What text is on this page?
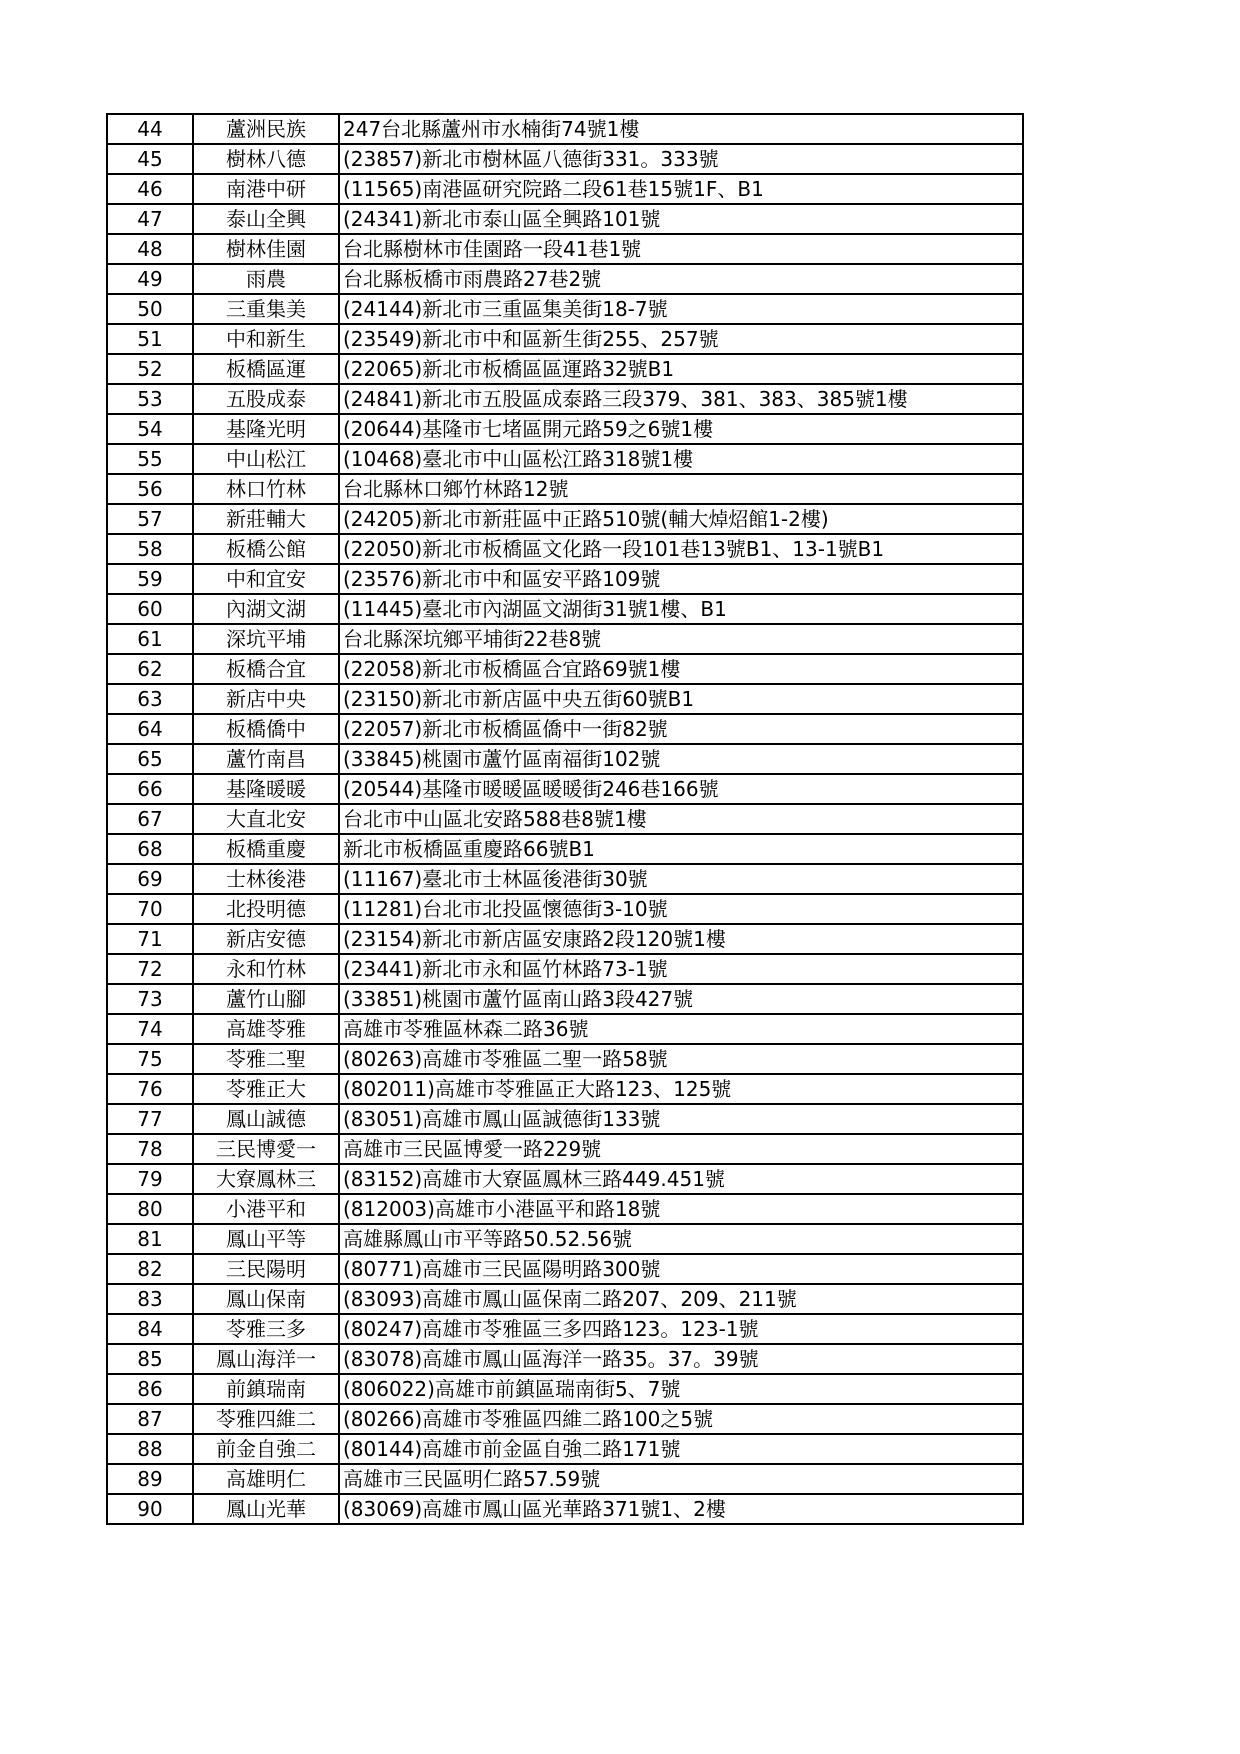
44	蘆洲民族	247台北縣蘆州市水楠街74號1樓
45	樹林八德	(23857)新北市樹林區八德街331。333號
46	南港中研	(11565)南港區研究院路二段61巷15號1F、B1
47	泰山全興	(24341)新北市泰山區全興路101號
48	樹林佳園	台北縣樹林市佳園路一段41巷1號
49	雨農	台北縣板橋市雨農路27巷2號
50	三重集美	(24144)新北市三重區集美街18-7號
51	中和新生	(23549)新北市中和區新生街255、257號
52	板橋區運	(22065)新北市板橋區區運路32號B1
53	五股成泰	(24841)新北市五股區成泰路三段379、381、383、385號1樓
54	基隆光明	(20644)基隆市七堵區開元路59之6號1樓
55	中山松江	(10468)臺北市中山區松江路318號1樓
56	林口竹林	台北縣林口鄉竹林路12號
57	新莊輔大	(24205)新北市新莊區中正路510號(輔大焯炤館1-2樓)
58	板橋公館	(22050)新北市板橋區文化路一段101巷13號B1、13-1號B1
59	中和宜安	(23576)新北市中和區安平路109號
60	內湖文湖	(11445)臺北市內湖區文湖街31號1樓、B1
61	深坑平埔	台北縣深坑鄉平埔街22巷8號
62	板橋合宜	(22058)新北市板橋區合宜路69號1樓
63	新店中央	(23150)新北市新店區中央五街60號B1
64	板橋僑中	(22057)新北市板橋區僑中一街82號
65	蘆竹南昌	(33845)桃園市蘆竹區南福街102號
66	基隆暖暖	(20544)基隆市暖暖區暖暖街246巷166號
67	大直北安	台北市中山區北安路588巷8號1樓
68	板橋重慶	新北市板橋區重慶路66號B1
69	士林後港	(11167)臺北市士林區後港街30號
70	北投明德	(11281)台北市北投區懷德街3-10號
71	新店安德	(23154)新北市新店區安康路2段120號1樓
72	永和竹林	(23441)新北市永和區竹林路73-1號
73	蘆竹山腳	(33851)桃園市蘆竹區南山路3段427號
74	高雄苓雅	高雄市苓雅區林森二路36號
75	苓雅二聖	(80263)高雄市苓雅區二聖一路58號
76	苓雅正大	(802011)高雄市苓雅區正大路123、125號
77	鳳山誠德	(83051)高雄市鳳山區誠德街133號
78	三民博愛一	高雄市三民區博愛一路229號
79	大寮鳳林三	(83152)高雄市大寮區鳳林三路449.451號
80	小港平和	(812003)高雄市小港區平和路18號
81	鳳山平等	高雄縣鳳山市平等路50.52.56號
82	三民陽明	(80771)高雄市三民區陽明路300號
83	鳳山保南	(83093)高雄市鳳山區保南二路207、209、211號
84	苓雅三多	(80247)高雄市苓雅區三多四路123。123-1號
85	鳳山海洋一	(83078)高雄市鳳山區海洋一路35。37。39號
86	前鎮瑞南	(806022)高雄市前鎮區瑞南街5、7號
87	苓雅四維二	(80266)高雄市苓雅區四維二路100之5號
88	前金自強二	(80144)高雄市前金區自強二路171號
89	高雄明仁	高雄市三民區明仁路57.59號
90	鳳山光華	(83069)高雄市鳳山區光華路371號1、2樓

# # # # #

STATED GOAL
Without including any pictures, print all of the material exactly as given.

FINAL RESULT
What text is on this page?
44	蘆洲民族	247台北縣蘆州市水楠街74號1樓
45	樹林八德	(23857)新北市樹林區八德街331。333號
46	南港中研	(11565)南港區研究院路二段61巷15號1F、B1
47	泰山全興	(24341)新北市泰山區全興路101號
48	樹林佳園	台北縣樹林市佳園路一段41巷1號
49	雨農	台北縣板橋市雨農路27巷2號
50	三重集美	(24144)新北市三重區集美街18-7號
51	中和新生	(23549)新北市中和區新生街255、257號
52	板橋區運	(22065)新北市板橋區區運路32號B1
53	五股成泰	(24841)新北市五股區成泰路三段379、381、383、385號1樓
54	基隆光明	(20644)基隆市七堵區開元路59之6號1樓
55	中山松江	(10468)臺北市中山區松江路318號1樓
56	林口竹林	台北縣林口鄉竹林路12號
57	新莊輔大	(24205)新北市新莊區中正路510號(輔大焯炤館1-2樓)
58	板橋公館	(22050)新北市板橋區文化路一段101巷13號B1、13-1號B1
59	中和宜安	(23576)新北市中和區安平路109號
60	內湖文湖	(11445)臺北市內湖區文湖街31號1樓、B1
61	深坑平埔	台北縣深坑鄉平埔街22巷8號
62	板橋合宜	(22058)新北市板橋區合宜路69號1樓
63	新店中央	(23150)新北市新店區中央五街60號B1
64	板橋僑中	(22057)新北市板橋區僑中一街82號
65	蘆竹南昌	(33845)桃園市蘆竹區南福街102號
66	基隆暖暖	(20544)基隆市暖暖區暖暖街246巷166號
67	大直北安	台北市中山區北安路588巷8號1樓
68	板橋重慶	新北市板橋區重慶路66號B1
69	士林後港	(11167)臺北市士林區後港街30號
70	北投明德	(11281)台北市北投區懷德街3-10號
71	新店安德	(23154)新北市新店區安康路2段120號1樓
72	永和竹林	(23441)新北市永和區竹林路73-1號
73	蘆竹山腳	(33851)桃園市蘆竹區南山路3段427號
74	高雄苓雅	高雄市苓雅區林森二路36號
75	苓雅二聖	(80263)高雄市苓雅區二聖一路58號
76	苓雅正大	(802011)高雄市苓雅區正大路123、125號
77	鳳山誠德	(83051)高雄市鳳山區誠德街133號
78	三民博愛一	高雄市三民區博愛一路229號
79	大寮鳳林三	(83152)高雄市大寮區鳳林三路449.451號
80	小港平和	(812003)高雄市小港區平和路18號
81	鳳山平等	高雄縣鳳山市平等路50.52.56號
82	三民陽明	(80771)高雄市三民區陽明路300號
83	鳳山保南	(83093)高雄市鳳山區保南二路207、209、211號
84	苓雅三多	(80247)高雄市苓雅區三多四路123。123-1號
85	鳳山海洋一	(83078)高雄市鳳山區海洋一路35。37。39號
86	前鎮瑞南	(806022)高雄市前鎮區瑞南街5、7號
87	苓雅四維二	(80266)高雄市苓雅區四維二路100之5號
88	前金自強二	(80144)高雄市前金區自強二路171號
89	高雄明仁	高雄市三民區明仁路57.59號
90	鳳山光華	(83069)高雄市鳳山區光華路371號1、2樓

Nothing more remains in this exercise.